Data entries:
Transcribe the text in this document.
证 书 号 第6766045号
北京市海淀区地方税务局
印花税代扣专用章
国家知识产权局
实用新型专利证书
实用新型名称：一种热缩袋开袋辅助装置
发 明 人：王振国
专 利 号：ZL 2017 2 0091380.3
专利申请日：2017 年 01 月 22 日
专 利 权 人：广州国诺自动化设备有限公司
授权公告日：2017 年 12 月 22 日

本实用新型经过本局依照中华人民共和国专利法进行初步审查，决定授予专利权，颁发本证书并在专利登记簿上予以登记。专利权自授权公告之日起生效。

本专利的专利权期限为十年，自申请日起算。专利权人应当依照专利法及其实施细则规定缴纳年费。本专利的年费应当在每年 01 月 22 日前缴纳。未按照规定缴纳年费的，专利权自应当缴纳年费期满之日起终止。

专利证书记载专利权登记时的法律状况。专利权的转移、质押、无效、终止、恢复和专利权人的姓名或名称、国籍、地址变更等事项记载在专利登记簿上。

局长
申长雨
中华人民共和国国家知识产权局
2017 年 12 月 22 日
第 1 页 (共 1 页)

*What you are asked to do*:
Go through the listing above and restate it word for word.

*Output below*:
Transcribe the text in this document.
证 书 号 第6766045号
北京市海淀区地方税务局
印花税代扣专用章
国家知识产权局
实用新型专利证书
实用新型名称：一种热缩袋开袋辅助装置
发 明 人：王振国
专 利 号：ZL 2017 2 0091380.3
专利申请日：2017 年 01 月 22 日
专 利 权 人：广州国诺自动化设备有限公司
授权公告日：2017 年 12 月 22 日

本实用新型经过本局依照中华人民共和国专利法进行初步审查，决定授予专利权，颁发本证书并在专利登记簿上予以登记。专利权自授权公告之日起生效。

本专利的专利权期限为十年，自申请日起算。专利权人应当依照专利法及其实施细则规定缴纳年费。本专利的年费应当在每年 01 月 22 日前缴纳。未按照规定缴纳年费的，专利权自应当缴纳年费期满之日起终止。

专利证书记载专利权登记时的法律状况。专利权的转移、质押、无效、终止、恢复和专利权人的姓名或名称、国籍、地址变更等事项记载在专利登记簿上。

局长
申长雨
中华人民共和国国家知识产权局
2017 年 12 月 22 日
第 1 页 (共 1 页)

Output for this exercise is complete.